Exercise instructions |
Would you output the whole listing below, exactly as it reads?

Recorded data |
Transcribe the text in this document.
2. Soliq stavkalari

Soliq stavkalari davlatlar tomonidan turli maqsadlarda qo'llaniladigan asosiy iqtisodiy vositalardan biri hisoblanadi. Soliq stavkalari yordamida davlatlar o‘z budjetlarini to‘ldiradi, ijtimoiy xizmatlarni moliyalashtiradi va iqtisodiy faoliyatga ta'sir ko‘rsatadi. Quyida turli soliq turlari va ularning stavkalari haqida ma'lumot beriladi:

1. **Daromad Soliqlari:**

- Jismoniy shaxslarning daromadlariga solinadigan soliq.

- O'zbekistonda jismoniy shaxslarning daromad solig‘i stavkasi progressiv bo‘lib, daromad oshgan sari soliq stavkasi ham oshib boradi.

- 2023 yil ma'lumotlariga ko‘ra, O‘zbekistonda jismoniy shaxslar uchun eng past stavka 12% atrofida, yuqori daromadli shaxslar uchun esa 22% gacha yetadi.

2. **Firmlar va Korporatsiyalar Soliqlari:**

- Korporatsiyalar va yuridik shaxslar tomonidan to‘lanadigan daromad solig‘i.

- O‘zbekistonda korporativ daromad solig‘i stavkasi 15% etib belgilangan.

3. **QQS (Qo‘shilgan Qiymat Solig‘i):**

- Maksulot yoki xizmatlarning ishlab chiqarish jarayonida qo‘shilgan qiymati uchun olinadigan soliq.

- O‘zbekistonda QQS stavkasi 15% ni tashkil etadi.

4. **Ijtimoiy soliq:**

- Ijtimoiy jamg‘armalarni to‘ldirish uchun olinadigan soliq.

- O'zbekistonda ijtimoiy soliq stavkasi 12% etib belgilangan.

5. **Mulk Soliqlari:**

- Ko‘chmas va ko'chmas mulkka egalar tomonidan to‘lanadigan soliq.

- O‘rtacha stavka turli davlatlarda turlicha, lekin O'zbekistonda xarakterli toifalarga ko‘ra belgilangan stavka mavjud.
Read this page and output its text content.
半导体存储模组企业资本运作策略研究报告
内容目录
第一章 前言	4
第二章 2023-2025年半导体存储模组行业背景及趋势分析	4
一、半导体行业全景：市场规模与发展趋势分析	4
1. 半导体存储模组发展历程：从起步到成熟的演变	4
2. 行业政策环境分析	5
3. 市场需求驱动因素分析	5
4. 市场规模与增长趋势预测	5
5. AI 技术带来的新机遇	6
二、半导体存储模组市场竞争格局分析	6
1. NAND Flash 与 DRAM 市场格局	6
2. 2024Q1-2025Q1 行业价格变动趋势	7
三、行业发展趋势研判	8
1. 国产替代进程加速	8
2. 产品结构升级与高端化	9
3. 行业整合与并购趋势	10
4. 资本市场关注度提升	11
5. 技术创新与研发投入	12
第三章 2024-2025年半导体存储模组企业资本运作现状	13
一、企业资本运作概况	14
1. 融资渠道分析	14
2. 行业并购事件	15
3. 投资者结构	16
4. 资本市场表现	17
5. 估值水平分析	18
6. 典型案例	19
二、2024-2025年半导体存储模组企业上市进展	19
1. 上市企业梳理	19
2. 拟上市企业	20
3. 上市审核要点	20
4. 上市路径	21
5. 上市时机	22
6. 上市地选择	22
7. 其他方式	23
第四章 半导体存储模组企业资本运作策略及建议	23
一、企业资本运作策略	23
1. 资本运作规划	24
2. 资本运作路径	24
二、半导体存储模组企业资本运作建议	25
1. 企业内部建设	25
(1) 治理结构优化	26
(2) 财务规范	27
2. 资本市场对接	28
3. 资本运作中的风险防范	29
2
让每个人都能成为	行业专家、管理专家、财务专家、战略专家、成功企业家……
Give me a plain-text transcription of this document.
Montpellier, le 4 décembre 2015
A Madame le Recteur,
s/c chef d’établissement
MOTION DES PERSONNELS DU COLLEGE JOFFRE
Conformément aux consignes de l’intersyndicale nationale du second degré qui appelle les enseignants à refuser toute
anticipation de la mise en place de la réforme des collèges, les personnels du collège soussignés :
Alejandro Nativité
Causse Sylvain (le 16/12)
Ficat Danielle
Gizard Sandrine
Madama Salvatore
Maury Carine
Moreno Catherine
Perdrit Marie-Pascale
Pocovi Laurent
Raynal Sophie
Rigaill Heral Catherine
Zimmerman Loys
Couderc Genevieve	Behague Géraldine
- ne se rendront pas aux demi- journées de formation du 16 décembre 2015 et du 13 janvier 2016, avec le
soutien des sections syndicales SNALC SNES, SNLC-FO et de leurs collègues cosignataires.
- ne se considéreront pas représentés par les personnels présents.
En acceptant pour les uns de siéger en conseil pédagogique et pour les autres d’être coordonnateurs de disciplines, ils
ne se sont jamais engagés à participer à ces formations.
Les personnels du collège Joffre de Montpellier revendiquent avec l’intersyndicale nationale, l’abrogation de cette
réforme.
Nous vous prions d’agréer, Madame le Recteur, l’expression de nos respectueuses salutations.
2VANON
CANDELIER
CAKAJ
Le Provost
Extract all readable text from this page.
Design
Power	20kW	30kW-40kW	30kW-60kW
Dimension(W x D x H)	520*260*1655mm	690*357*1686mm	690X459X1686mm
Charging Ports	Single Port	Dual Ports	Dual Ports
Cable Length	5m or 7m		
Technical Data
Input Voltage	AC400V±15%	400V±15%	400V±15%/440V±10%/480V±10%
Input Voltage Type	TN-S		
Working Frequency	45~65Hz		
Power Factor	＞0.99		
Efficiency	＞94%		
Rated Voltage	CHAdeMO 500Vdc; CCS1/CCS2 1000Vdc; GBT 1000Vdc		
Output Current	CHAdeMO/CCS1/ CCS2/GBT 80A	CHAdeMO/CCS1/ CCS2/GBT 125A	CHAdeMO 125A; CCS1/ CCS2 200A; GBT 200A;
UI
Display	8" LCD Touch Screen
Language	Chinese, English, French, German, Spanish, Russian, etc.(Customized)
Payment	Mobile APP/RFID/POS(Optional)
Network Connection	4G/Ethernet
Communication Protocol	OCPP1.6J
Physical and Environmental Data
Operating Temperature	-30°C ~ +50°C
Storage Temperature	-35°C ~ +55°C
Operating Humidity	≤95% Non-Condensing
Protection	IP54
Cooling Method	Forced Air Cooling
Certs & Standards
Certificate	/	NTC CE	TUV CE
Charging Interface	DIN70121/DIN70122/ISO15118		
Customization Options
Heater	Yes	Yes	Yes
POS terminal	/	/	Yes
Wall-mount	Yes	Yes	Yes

Output below |
Transcribe the text in this document.
2. Soliq stavkalari

Soliq stavkalari davlatlar tomonidan turli maqsadlarda qo'llaniladigan asosiy iqtisodiy vositalardan biri hisoblanadi. Soliq stavkalari yordamida davlatlar o‘z budjetlarini to‘ldiradi, ijtimoiy xizmatlarni moliyalashtiradi va iqtisodiy faoliyatga ta'sir ko‘rsatadi. Quyida turli soliq turlari va ularning stavkalari haqida ma'lumot beriladi:

1. **Daromad Soliqlari:**

- Jismoniy shaxslarning daromadlariga solinadigan soliq.

- O'zbekistonda jismoniy shaxslarning daromad solig‘i stavkasi progressiv bo‘lib, daromad oshgan sari soliq stavkasi ham oshib boradi.

- 2023 yil ma'lumotlariga ko‘ra, O‘zbekistonda jismoniy shaxslar uchun eng past stavka 12% atrofida, yuqori daromadli shaxslar uchun esa 22% gacha yetadi.

2. **Firmlar va Korporatsiyalar Soliqlari:**

- Korporatsiyalar va yuridik shaxslar tomonidan to‘lanadigan daromad solig‘i.

- O‘zbekistonda korporativ daromad solig‘i stavkasi 15% etib belgilangan.

3. **QQS (Qo‘shilgan Qiymat Solig‘i):**

- Maksulot yoki xizmatlarning ishlab chiqarish jarayonida qo‘shilgan qiymati uchun olinadigan soliq.

- O‘zbekistonda QQS stavkasi 15% ni tashkil etadi.

4. **Ijtimoiy soliq:**

- Ijtimoiy jamg‘armalarni to‘ldirish uchun olinadigan soliq.

- O'zbekistonda ijtimoiy soliq stavkasi 12% etib belgilangan.

5. **Mulk Soliqlari:**

- Ko‘chmas va ko'chmas mulkka egalar tomonidan to‘lanadigan soliq.

- O‘rtacha stavka turli davlatlarda turlicha, lekin O'zbekistonda xarakterli toifalarga ko‘ra belgilangan stavka mavjud.
Read this page and output its text content.
半导体存储模组企业资本运作策略研究报告
内容目录
第一章 前言	4
第二章 2023-2025年半导体存储模组行业背景及趋势分析	4
一、半导体行业全景：市场规模与发展趋势分析	4
1. 半导体存储模组发展历程：从起步到成熟的演变	4
2. 行业政策环境分析	5
3. 市场需求驱动因素分析	5
4. 市场规模与增长趋势预测	5
5. AI 技术带来的新机遇	6
二、半导体存储模组市场竞争格局分析	6
1. NAND Flash 与 DRAM 市场格局	6
2. 2024Q1-2025Q1 行业价格变动趋势	7
三、行业发展趋势研判	8
1. 国产替代进程加速	8
2. 产品结构升级与高端化	9
3. 行业整合与并购趋势	10
4. 资本市场关注度提升	11
5. 技术创新与研发投入	12
第三章 2024-2025年半导体存储模组企业资本运作现状	13
一、企业资本运作概况	14
1. 融资渠道分析	14
2. 行业并购事件	15
3. 投资者结构	16
4. 资本市场表现	17
5. 估值水平分析	18
6. 典型案例	19
二、2024-2025年半导体存储模组企业上市进展	19
1. 上市企业梳理	19
2. 拟上市企业	20
3. 上市审核要点	20
4. 上市路径	21
5. 上市时机	22
6. 上市地选择	22
7. 其他方式	23
第四章 半导体存储模组企业资本运作策略及建议	23
一、企业资本运作策略	23
1. 资本运作规划	24
2. 资本运作路径	24
二、半导体存储模组企业资本运作建议	25
1. 企业内部建设	25
(1) 治理结构优化	26
(2) 财务规范	27
2. 资本市场对接	28
3. 资本运作中的风险防范	29
2
让每个人都能成为	行业专家、管理专家、财务专家、战略专家、成功企业家……
Give me a plain-text transcription of this document.
Montpellier, le 4 décembre 2015
A Madame le Recteur,
s/c chef d’établissement
MOTION DES PERSONNELS DU COLLEGE JOFFRE
Conformément aux consignes de l’intersyndicale nationale du second degré qui appelle les enseignants à refuser toute
anticipation de la mise en place de la réforme des collèges, les personnels du collège soussignés :
Alejandro Nativité
Causse Sylvain (le 16/12)
Ficat Danielle
Gizard Sandrine
Madama Salvatore
Maury Carine
Moreno Catherine
Perdrit Marie-Pascale
Pocovi Laurent
Raynal Sophie
Rigaill Heral Catherine
Zimmerman Loys
Couderc Genevieve	Behague Géraldine
- ne se rendront pas aux demi- journées de formation du 16 décembre 2015 et du 13 janvier 2016, avec le
soutien des sections syndicales SNALC SNES, SNLC-FO et de leurs collègues cosignataires.
- ne se considéreront pas représentés par les personnels présents.
En acceptant pour les uns de siéger en conseil pédagogique et pour les autres d’être coordonnateurs de disciplines, ils
ne se sont jamais engagés à participer à ces formations.
Les personnels du collège Joffre de Montpellier revendiquent avec l’intersyndicale nationale, l’abrogation de cette
réforme.
Nous vous prions d’agréer, Madame le Recteur, l’expression de nos respectueuses salutations.
2VANON
CANDELIER
CAKAJ
Le Provost
Extract all readable text from this page.
Design
Power	20kW	30kW-40kW	30kW-60kW
Dimension(W x D x H)	520*260*1655mm	690*357*1686mm	690X459X1686mm
Charging Ports	Single Port	Dual Ports	Dual Ports
Cable Length	5m or 7m		
Technical Data
Input Voltage	AC400V±15%	400V±15%	400V±15%/440V±10%/480V±10%
Input Voltage Type	TN-S		
Working Frequency	45~65Hz		
Power Factor	＞0.99		
Efficiency	＞94%		
Rated Voltage	CHAdeMO 500Vdc; CCS1/CCS2 1000Vdc; GBT 1000Vdc		
Output Current	CHAdeMO/CCS1/ CCS2/GBT 80A	CHAdeMO/CCS1/ CCS2/GBT 125A	CHAdeMO 125A; CCS1/ CCS2 200A; GBT 200A;
UI
Display	8" LCD Touch Screen
Language	Chinese, English, French, German, Spanish, Russian, etc.(Customized)
Payment	Mobile APP/RFID/POS(Optional)
Network Connection	4G/Ethernet
Communication Protocol	OCPP1.6J
Physical and Environmental Data
Operating Temperature	-30°C ~ +50°C
Storage Temperature	-35°C ~ +55°C
Operating Humidity	≤95% Non-Condensing
Protection	IP54
Cooling Method	Forced Air Cooling
Certs & Standards
Certificate	/	NTC CE	TUV CE
Charging Interface	DIN70121/DIN70122/ISO15118		
Customization Options
Heater	Yes	Yes	Yes
POS terminal	/	/	Yes
Wall-mount	Yes	Yes	Yes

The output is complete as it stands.